[Data for processing]

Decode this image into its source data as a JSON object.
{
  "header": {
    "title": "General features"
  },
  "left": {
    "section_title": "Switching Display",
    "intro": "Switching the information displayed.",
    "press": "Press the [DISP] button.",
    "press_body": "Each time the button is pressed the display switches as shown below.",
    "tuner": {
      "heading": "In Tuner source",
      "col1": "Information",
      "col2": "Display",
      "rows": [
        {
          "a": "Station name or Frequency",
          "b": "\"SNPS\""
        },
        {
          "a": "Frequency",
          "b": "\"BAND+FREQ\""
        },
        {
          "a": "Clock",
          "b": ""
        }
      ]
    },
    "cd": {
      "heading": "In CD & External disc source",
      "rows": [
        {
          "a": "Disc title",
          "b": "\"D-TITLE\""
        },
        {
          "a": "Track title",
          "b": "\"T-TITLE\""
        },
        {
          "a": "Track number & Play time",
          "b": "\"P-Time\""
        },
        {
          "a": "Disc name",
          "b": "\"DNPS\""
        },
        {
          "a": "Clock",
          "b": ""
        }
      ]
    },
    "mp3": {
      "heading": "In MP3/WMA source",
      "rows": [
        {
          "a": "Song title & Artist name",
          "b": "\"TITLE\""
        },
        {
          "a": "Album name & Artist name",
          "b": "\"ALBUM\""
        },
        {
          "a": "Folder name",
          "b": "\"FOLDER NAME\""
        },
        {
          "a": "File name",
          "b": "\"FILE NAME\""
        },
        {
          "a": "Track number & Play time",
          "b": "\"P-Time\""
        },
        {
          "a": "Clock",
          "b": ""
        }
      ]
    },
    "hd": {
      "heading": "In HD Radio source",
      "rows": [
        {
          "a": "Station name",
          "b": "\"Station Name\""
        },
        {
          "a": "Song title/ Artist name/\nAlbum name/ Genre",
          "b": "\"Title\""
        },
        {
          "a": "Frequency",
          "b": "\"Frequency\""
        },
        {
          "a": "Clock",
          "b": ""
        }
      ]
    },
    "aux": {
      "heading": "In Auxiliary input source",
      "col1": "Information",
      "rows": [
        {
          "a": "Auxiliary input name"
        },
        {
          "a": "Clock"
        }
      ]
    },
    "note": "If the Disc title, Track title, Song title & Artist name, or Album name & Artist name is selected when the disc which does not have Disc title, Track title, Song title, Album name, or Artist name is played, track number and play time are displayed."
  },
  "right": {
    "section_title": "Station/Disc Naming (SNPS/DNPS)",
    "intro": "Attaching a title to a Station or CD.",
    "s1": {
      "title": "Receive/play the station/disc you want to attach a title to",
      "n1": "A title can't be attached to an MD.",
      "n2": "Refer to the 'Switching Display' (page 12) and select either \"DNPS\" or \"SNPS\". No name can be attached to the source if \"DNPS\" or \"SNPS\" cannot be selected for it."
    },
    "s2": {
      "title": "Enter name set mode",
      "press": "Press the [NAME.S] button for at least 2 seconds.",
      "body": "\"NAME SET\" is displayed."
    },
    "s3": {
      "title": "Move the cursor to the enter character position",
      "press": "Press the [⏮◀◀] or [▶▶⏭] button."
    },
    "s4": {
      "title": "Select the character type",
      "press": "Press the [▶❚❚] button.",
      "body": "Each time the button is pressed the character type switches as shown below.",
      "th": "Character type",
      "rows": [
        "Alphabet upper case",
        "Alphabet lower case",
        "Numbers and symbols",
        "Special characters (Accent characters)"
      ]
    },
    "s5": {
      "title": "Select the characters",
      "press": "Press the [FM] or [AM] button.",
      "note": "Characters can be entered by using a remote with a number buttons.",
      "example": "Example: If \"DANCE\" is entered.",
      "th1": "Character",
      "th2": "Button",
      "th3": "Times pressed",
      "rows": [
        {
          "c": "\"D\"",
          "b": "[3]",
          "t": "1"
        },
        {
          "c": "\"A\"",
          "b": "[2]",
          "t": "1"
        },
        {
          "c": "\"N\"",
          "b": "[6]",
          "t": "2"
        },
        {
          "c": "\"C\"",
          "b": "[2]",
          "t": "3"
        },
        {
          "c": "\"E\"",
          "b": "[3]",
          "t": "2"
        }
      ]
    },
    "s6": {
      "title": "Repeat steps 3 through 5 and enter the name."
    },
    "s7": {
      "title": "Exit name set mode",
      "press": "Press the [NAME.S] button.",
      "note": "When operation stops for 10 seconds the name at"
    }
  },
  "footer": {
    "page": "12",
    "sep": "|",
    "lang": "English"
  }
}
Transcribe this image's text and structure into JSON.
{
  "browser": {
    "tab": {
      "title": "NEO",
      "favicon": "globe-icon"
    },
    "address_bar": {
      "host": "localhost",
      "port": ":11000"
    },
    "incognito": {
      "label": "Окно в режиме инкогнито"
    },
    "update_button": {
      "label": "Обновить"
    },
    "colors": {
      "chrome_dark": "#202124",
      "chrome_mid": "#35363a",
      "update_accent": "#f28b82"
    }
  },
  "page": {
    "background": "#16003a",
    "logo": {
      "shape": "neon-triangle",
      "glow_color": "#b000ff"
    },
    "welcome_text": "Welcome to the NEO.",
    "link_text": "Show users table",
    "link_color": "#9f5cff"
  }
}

[Task to carry out]
Transcribe the entire listing above precisely.

[Right answer]
Decode this image into its source data as a JSON object.
{
  "header": {
    "title": "General features"
  },
  "left": {
    "section_title": "Switching Display",
    "intro": "Switching the information displayed.",
    "press": "Press the [DISP] button.",
    "press_body": "Each time the button is pressed the display switches as shown below.",
    "tuner": {
      "heading": "In Tuner source",
      "col1": "Information",
      "col2": "Display",
      "rows": [
        {
          "a": "Station name or Frequency",
          "b": "\"SNPS\""
        },
        {
          "a": "Frequency",
          "b": "\"BAND+FREQ\""
        },
        {
          "a": "Clock",
          "b": ""
        }
      ]
    },
    "cd": {
      "heading": "In CD & External disc source",
      "rows": [
        {
          "a": "Disc title",
          "b": "\"D-TITLE\""
        },
        {
          "a": "Track title",
          "b": "\"T-TITLE\""
        },
        {
          "a": "Track number & Play time",
          "b": "\"P-Time\""
        },
        {
          "a": "Disc name",
          "b": "\"DNPS\""
        },
        {
          "a": "Clock",
          "b": ""
        }
      ]
    },
    "mp3": {
      "heading": "In MP3/WMA source",
      "rows": [
        {
          "a": "Song title & Artist name",
          "b": "\"TITLE\""
        },
        {
          "a": "Album name & Artist name",
          "b": "\"ALBUM\""
        },
        {
          "a": "Folder name",
          "b": "\"FOLDER NAME\""
        },
        {
          "a": "File name",
          "b": "\"FILE NAME\""
        },
        {
          "a": "Track number & Play time",
          "b": "\"P-Time\""
        },
        {
          "a": "Clock",
          "b": ""
        }
      ]
    },
    "hd": {
      "heading": "In HD Radio source",
      "rows": [
        {
          "a": "Station name",
          "b": "\"Station Name\""
        },
        {
          "a": "Song title/ Artist name/\nAlbum name/ Genre",
          "b": "\"Title\""
        },
        {
          "a": "Frequency",
          "b": "\"Frequency\""
        },
        {
          "a": "Clock",
          "b": ""
        }
      ]
    },
    "aux": {
      "heading": "In Auxiliary input source",
      "col1": "Information",
      "rows": [
        {
          "a": "Auxiliary input name"
        },
        {
          "a": "Clock"
        }
      ]
    },
    "note": "If the Disc title, Track title, Song title & Artist name, or Album name & Artist name is selected when the disc which does not have Disc title, Track title, Song title, Album name, or Artist name is played, track number and play time are displayed."
  },
  "right": {
    "section_title": "Station/Disc Naming (SNPS/DNPS)",
    "intro": "Attaching a title to a Station or CD.",
    "s1": {
      "title": "Receive/play the station/disc you want to attach a title to",
      "n1": "A title can't be attached to an MD.",
      "n2": "Refer to the 'Switching Display' (page 12) and select either \"DNPS\" or \"SNPS\". No name can be attached to the source if \"DNPS\" or \"SNPS\" cannot be selected for it."
    },
    "s2": {
      "title": "Enter name set mode",
      "press": "Press the [NAME.S] button for at least 2 seconds.",
      "body": "\"NAME SET\" is displayed."
    },
    "s3": {
      "title": "Move the cursor to the enter character position",
      "press": "Press the [⏮◀◀] or [▶▶⏭] button."
    },
    "s4": {
      "title": "Select the character type",
      "press": "Press the [▶❚❚] button.",
      "body": "Each time the button is pressed the character type switches as shown below.",
      "th": "Character type",
      "rows": [
        "Alphabet upper case",
        "Alphabet lower case",
        "Numbers and symbols",
        "Special characters (Accent characters)"
      ]
    },
    "s5": {
      "title": "Select the characters",
      "press": "Press the [FM] or [AM] button.",
      "note": "Characters can be entered by using a remote with a number buttons.",
      "example": "Example: If \"DANCE\" is entered.",
      "th1": "Character",
      "th2": "Button",
      "th3": "Times pressed",
      "rows": [
        {
          "c": "\"D\"",
          "b": "[3]",
          "t": "1"
        },
        {
          "c": "\"A\"",
          "b": "[2]",
          "t": "1"
        },
        {
          "c": "\"N\"",
          "b": "[6]",
          "t": "2"
        },
        {
          "c": "\"C\"",
          "b": "[2]",
          "t": "3"
        },
        {
          "c": "\"E\"",
          "b": "[3]",
          "t": "2"
        }
      ]
    },
    "s6": {
      "title": "Repeat steps 3 through 5 and enter the name."
    },
    "s7": {
      "title": "Exit name set mode",
      "press": "Press the [NAME.S] button.",
      "note": "When operation stops for 10 seconds the name at"
    }
  },
  "footer": {
    "page": "12",
    "sep": "|",
    "lang": "English"
  }
}
Transcribe this image's text and structure into JSON.
{
  "browser": {
    "tab": {
      "title": "NEO",
      "favicon": "globe-icon"
    },
    "address_bar": {
      "host": "localhost",
      "port": ":11000"
    },
    "incognito": {
      "label": "Окно в режиме инкогнито"
    },
    "update_button": {
      "label": "Обновить"
    },
    "colors": {
      "chrome_dark": "#202124",
      "chrome_mid": "#35363a",
      "update_accent": "#f28b82"
    }
  },
  "page": {
    "background": "#16003a",
    "logo": {
      "shape": "neon-triangle",
      "glow_color": "#b000ff"
    },
    "welcome_text": "Welcome to the NEO.",
    "link_text": "Show users table",
    "link_color": "#9f5cff"
  }
}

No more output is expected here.